[Records from a collection of figures]
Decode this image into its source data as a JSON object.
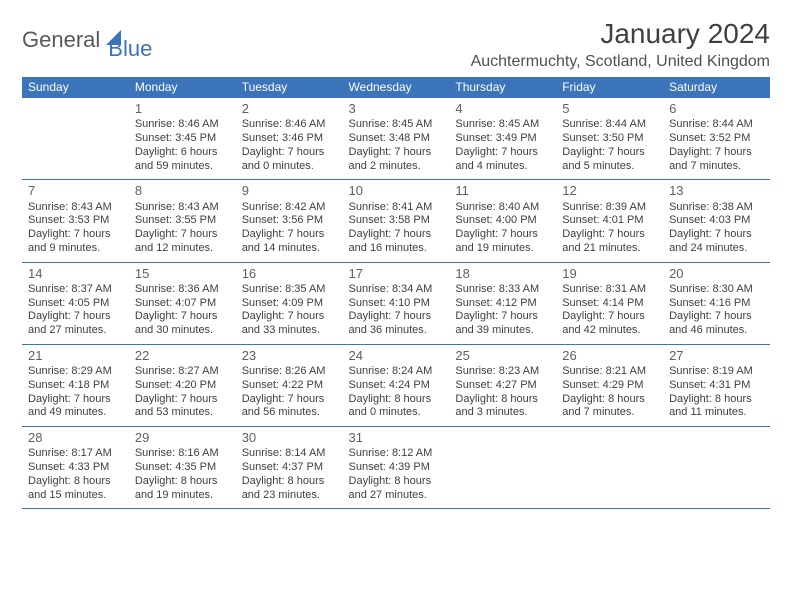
{
  "logo": {
    "text1": "General",
    "text2": "Blue"
  },
  "title": "January 2024",
  "location": "Auchtermuchty, Scotland, United Kingdom",
  "colors": {
    "accent": "#3b74b8",
    "text": "#404040",
    "bg": "#ffffff"
  },
  "weekdays": [
    "Sunday",
    "Monday",
    "Tuesday",
    "Wednesday",
    "Thursday",
    "Friday",
    "Saturday"
  ],
  "weeks": [
    [
      null,
      {
        "n": "1",
        "sr": "Sunrise: 8:46 AM",
        "ss": "Sunset: 3:45 PM",
        "d1": "Daylight: 6 hours",
        "d2": "and 59 minutes."
      },
      {
        "n": "2",
        "sr": "Sunrise: 8:46 AM",
        "ss": "Sunset: 3:46 PM",
        "d1": "Daylight: 7 hours",
        "d2": "and 0 minutes."
      },
      {
        "n": "3",
        "sr": "Sunrise: 8:45 AM",
        "ss": "Sunset: 3:48 PM",
        "d1": "Daylight: 7 hours",
        "d2": "and 2 minutes."
      },
      {
        "n": "4",
        "sr": "Sunrise: 8:45 AM",
        "ss": "Sunset: 3:49 PM",
        "d1": "Daylight: 7 hours",
        "d2": "and 4 minutes."
      },
      {
        "n": "5",
        "sr": "Sunrise: 8:44 AM",
        "ss": "Sunset: 3:50 PM",
        "d1": "Daylight: 7 hours",
        "d2": "and 5 minutes."
      },
      {
        "n": "6",
        "sr": "Sunrise: 8:44 AM",
        "ss": "Sunset: 3:52 PM",
        "d1": "Daylight: 7 hours",
        "d2": "and 7 minutes."
      }
    ],
    [
      {
        "n": "7",
        "sr": "Sunrise: 8:43 AM",
        "ss": "Sunset: 3:53 PM",
        "d1": "Daylight: 7 hours",
        "d2": "and 9 minutes."
      },
      {
        "n": "8",
        "sr": "Sunrise: 8:43 AM",
        "ss": "Sunset: 3:55 PM",
        "d1": "Daylight: 7 hours",
        "d2": "and 12 minutes."
      },
      {
        "n": "9",
        "sr": "Sunrise: 8:42 AM",
        "ss": "Sunset: 3:56 PM",
        "d1": "Daylight: 7 hours",
        "d2": "and 14 minutes."
      },
      {
        "n": "10",
        "sr": "Sunrise: 8:41 AM",
        "ss": "Sunset: 3:58 PM",
        "d1": "Daylight: 7 hours",
        "d2": "and 16 minutes."
      },
      {
        "n": "11",
        "sr": "Sunrise: 8:40 AM",
        "ss": "Sunset: 4:00 PM",
        "d1": "Daylight: 7 hours",
        "d2": "and 19 minutes."
      },
      {
        "n": "12",
        "sr": "Sunrise: 8:39 AM",
        "ss": "Sunset: 4:01 PM",
        "d1": "Daylight: 7 hours",
        "d2": "and 21 minutes."
      },
      {
        "n": "13",
        "sr": "Sunrise: 8:38 AM",
        "ss": "Sunset: 4:03 PM",
        "d1": "Daylight: 7 hours",
        "d2": "and 24 minutes."
      }
    ],
    [
      {
        "n": "14",
        "sr": "Sunrise: 8:37 AM",
        "ss": "Sunset: 4:05 PM",
        "d1": "Daylight: 7 hours",
        "d2": "and 27 minutes."
      },
      {
        "n": "15",
        "sr": "Sunrise: 8:36 AM",
        "ss": "Sunset: 4:07 PM",
        "d1": "Daylight: 7 hours",
        "d2": "and 30 minutes."
      },
      {
        "n": "16",
        "sr": "Sunrise: 8:35 AM",
        "ss": "Sunset: 4:09 PM",
        "d1": "Daylight: 7 hours",
        "d2": "and 33 minutes."
      },
      {
        "n": "17",
        "sr": "Sunrise: 8:34 AM",
        "ss": "Sunset: 4:10 PM",
        "d1": "Daylight: 7 hours",
        "d2": "and 36 minutes."
      },
      {
        "n": "18",
        "sr": "Sunrise: 8:33 AM",
        "ss": "Sunset: 4:12 PM",
        "d1": "Daylight: 7 hours",
        "d2": "and 39 minutes."
      },
      {
        "n": "19",
        "sr": "Sunrise: 8:31 AM",
        "ss": "Sunset: 4:14 PM",
        "d1": "Daylight: 7 hours",
        "d2": "and 42 minutes."
      },
      {
        "n": "20",
        "sr": "Sunrise: 8:30 AM",
        "ss": "Sunset: 4:16 PM",
        "d1": "Daylight: 7 hours",
        "d2": "and 46 minutes."
      }
    ],
    [
      {
        "n": "21",
        "sr": "Sunrise: 8:29 AM",
        "ss": "Sunset: 4:18 PM",
        "d1": "Daylight: 7 hours",
        "d2": "and 49 minutes."
      },
      {
        "n": "22",
        "sr": "Sunrise: 8:27 AM",
        "ss": "Sunset: 4:20 PM",
        "d1": "Daylight: 7 hours",
        "d2": "and 53 minutes."
      },
      {
        "n": "23",
        "sr": "Sunrise: 8:26 AM",
        "ss": "Sunset: 4:22 PM",
        "d1": "Daylight: 7 hours",
        "d2": "and 56 minutes."
      },
      {
        "n": "24",
        "sr": "Sunrise: 8:24 AM",
        "ss": "Sunset: 4:24 PM",
        "d1": "Daylight: 8 hours",
        "d2": "and 0 minutes."
      },
      {
        "n": "25",
        "sr": "Sunrise: 8:23 AM",
        "ss": "Sunset: 4:27 PM",
        "d1": "Daylight: 8 hours",
        "d2": "and 3 minutes."
      },
      {
        "n": "26",
        "sr": "Sunrise: 8:21 AM",
        "ss": "Sunset: 4:29 PM",
        "d1": "Daylight: 8 hours",
        "d2": "and 7 minutes."
      },
      {
        "n": "27",
        "sr": "Sunrise: 8:19 AM",
        "ss": "Sunset: 4:31 PM",
        "d1": "Daylight: 8 hours",
        "d2": "and 11 minutes."
      }
    ],
    [
      {
        "n": "28",
        "sr": "Sunrise: 8:17 AM",
        "ss": "Sunset: 4:33 PM",
        "d1": "Daylight: 8 hours",
        "d2": "and 15 minutes."
      },
      {
        "n": "29",
        "sr": "Sunrise: 8:16 AM",
        "ss": "Sunset: 4:35 PM",
        "d1": "Daylight: 8 hours",
        "d2": "and 19 minutes."
      },
      {
        "n": "30",
        "sr": "Sunrise: 8:14 AM",
        "ss": "Sunset: 4:37 PM",
        "d1": "Daylight: 8 hours",
        "d2": "and 23 minutes."
      },
      {
        "n": "31",
        "sr": "Sunrise: 8:12 AM",
        "ss": "Sunset: 4:39 PM",
        "d1": "Daylight: 8 hours",
        "d2": "and 27 minutes."
      },
      null,
      null,
      null
    ]
  ]
}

▶ [EXERCISE INSTRUCTIONS]: Would you mind returning each entry above word for word, skipping the images?

▶ [SOLUTION TO THE EXERCISE]:
Decode this image into its source data as a JSON object.
{
  "logo": {
    "text1": "General",
    "text2": "Blue"
  },
  "title": "January 2024",
  "location": "Auchtermuchty, Scotland, United Kingdom",
  "colors": {
    "accent": "#3b74b8",
    "text": "#404040",
    "bg": "#ffffff"
  },
  "weekdays": [
    "Sunday",
    "Monday",
    "Tuesday",
    "Wednesday",
    "Thursday",
    "Friday",
    "Saturday"
  ],
  "weeks": [
    [
      null,
      {
        "n": "1",
        "sr": "Sunrise: 8:46 AM",
        "ss": "Sunset: 3:45 PM",
        "d1": "Daylight: 6 hours",
        "d2": "and 59 minutes."
      },
      {
        "n": "2",
        "sr": "Sunrise: 8:46 AM",
        "ss": "Sunset: 3:46 PM",
        "d1": "Daylight: 7 hours",
        "d2": "and 0 minutes."
      },
      {
        "n": "3",
        "sr": "Sunrise: 8:45 AM",
        "ss": "Sunset: 3:48 PM",
        "d1": "Daylight: 7 hours",
        "d2": "and 2 minutes."
      },
      {
        "n": "4",
        "sr": "Sunrise: 8:45 AM",
        "ss": "Sunset: 3:49 PM",
        "d1": "Daylight: 7 hours",
        "d2": "and 4 minutes."
      },
      {
        "n": "5",
        "sr": "Sunrise: 8:44 AM",
        "ss": "Sunset: 3:50 PM",
        "d1": "Daylight: 7 hours",
        "d2": "and 5 minutes."
      },
      {
        "n": "6",
        "sr": "Sunrise: 8:44 AM",
        "ss": "Sunset: 3:52 PM",
        "d1": "Daylight: 7 hours",
        "d2": "and 7 minutes."
      }
    ],
    [
      {
        "n": "7",
        "sr": "Sunrise: 8:43 AM",
        "ss": "Sunset: 3:53 PM",
        "d1": "Daylight: 7 hours",
        "d2": "and 9 minutes."
      },
      {
        "n": "8",
        "sr": "Sunrise: 8:43 AM",
        "ss": "Sunset: 3:55 PM",
        "d1": "Daylight: 7 hours",
        "d2": "and 12 minutes."
      },
      {
        "n": "9",
        "sr": "Sunrise: 8:42 AM",
        "ss": "Sunset: 3:56 PM",
        "d1": "Daylight: 7 hours",
        "d2": "and 14 minutes."
      },
      {
        "n": "10",
        "sr": "Sunrise: 8:41 AM",
        "ss": "Sunset: 3:58 PM",
        "d1": "Daylight: 7 hours",
        "d2": "and 16 minutes."
      },
      {
        "n": "11",
        "sr": "Sunrise: 8:40 AM",
        "ss": "Sunset: 4:00 PM",
        "d1": "Daylight: 7 hours",
        "d2": "and 19 minutes."
      },
      {
        "n": "12",
        "sr": "Sunrise: 8:39 AM",
        "ss": "Sunset: 4:01 PM",
        "d1": "Daylight: 7 hours",
        "d2": "and 21 minutes."
      },
      {
        "n": "13",
        "sr": "Sunrise: 8:38 AM",
        "ss": "Sunset: 4:03 PM",
        "d1": "Daylight: 7 hours",
        "d2": "and 24 minutes."
      }
    ],
    [
      {
        "n": "14",
        "sr": "Sunrise: 8:37 AM",
        "ss": "Sunset: 4:05 PM",
        "d1": "Daylight: 7 hours",
        "d2": "and 27 minutes."
      },
      {
        "n": "15",
        "sr": "Sunrise: 8:36 AM",
        "ss": "Sunset: 4:07 PM",
        "d1": "Daylight: 7 hours",
        "d2": "and 30 minutes."
      },
      {
        "n": "16",
        "sr": "Sunrise: 8:35 AM",
        "ss": "Sunset: 4:09 PM",
        "d1": "Daylight: 7 hours",
        "d2": "and 33 minutes."
      },
      {
        "n": "17",
        "sr": "Sunrise: 8:34 AM",
        "ss": "Sunset: 4:10 PM",
        "d1": "Daylight: 7 hours",
        "d2": "and 36 minutes."
      },
      {
        "n": "18",
        "sr": "Sunrise: 8:33 AM",
        "ss": "Sunset: 4:12 PM",
        "d1": "Daylight: 7 hours",
        "d2": "and 39 minutes."
      },
      {
        "n": "19",
        "sr": "Sunrise: 8:31 AM",
        "ss": "Sunset: 4:14 PM",
        "d1": "Daylight: 7 hours",
        "d2": "and 42 minutes."
      },
      {
        "n": "20",
        "sr": "Sunrise: 8:30 AM",
        "ss": "Sunset: 4:16 PM",
        "d1": "Daylight: 7 hours",
        "d2": "and 46 minutes."
      }
    ],
    [
      {
        "n": "21",
        "sr": "Sunrise: 8:29 AM",
        "ss": "Sunset: 4:18 PM",
        "d1": "Daylight: 7 hours",
        "d2": "and 49 minutes."
      },
      {
        "n": "22",
        "sr": "Sunrise: 8:27 AM",
        "ss": "Sunset: 4:20 PM",
        "d1": "Daylight: 7 hours",
        "d2": "and 53 minutes."
      },
      {
        "n": "23",
        "sr": "Sunrise: 8:26 AM",
        "ss": "Sunset: 4:22 PM",
        "d1": "Daylight: 7 hours",
        "d2": "and 56 minutes."
      },
      {
        "n": "24",
        "sr": "Sunrise: 8:24 AM",
        "ss": "Sunset: 4:24 PM",
        "d1": "Daylight: 8 hours",
        "d2": "and 0 minutes."
      },
      {
        "n": "25",
        "sr": "Sunrise: 8:23 AM",
        "ss": "Sunset: 4:27 PM",
        "d1": "Daylight: 8 hours",
        "d2": "and 3 minutes."
      },
      {
        "n": "26",
        "sr": "Sunrise: 8:21 AM",
        "ss": "Sunset: 4:29 PM",
        "d1": "Daylight: 8 hours",
        "d2": "and 7 minutes."
      },
      {
        "n": "27",
        "sr": "Sunrise: 8:19 AM",
        "ss": "Sunset: 4:31 PM",
        "d1": "Daylight: 8 hours",
        "d2": "and 11 minutes."
      }
    ],
    [
      {
        "n": "28",
        "sr": "Sunrise: 8:17 AM",
        "ss": "Sunset: 4:33 PM",
        "d1": "Daylight: 8 hours",
        "d2": "and 15 minutes."
      },
      {
        "n": "29",
        "sr": "Sunrise: 8:16 AM",
        "ss": "Sunset: 4:35 PM",
        "d1": "Daylight: 8 hours",
        "d2": "and 19 minutes."
      },
      {
        "n": "30",
        "sr": "Sunrise: 8:14 AM",
        "ss": "Sunset: 4:37 PM",
        "d1": "Daylight: 8 hours",
        "d2": "and 23 minutes."
      },
      {
        "n": "31",
        "sr": "Sunrise: 8:12 AM",
        "ss": "Sunset: 4:39 PM",
        "d1": "Daylight: 8 hours",
        "d2": "and 27 minutes."
      },
      null,
      null,
      null
    ]
  ]
}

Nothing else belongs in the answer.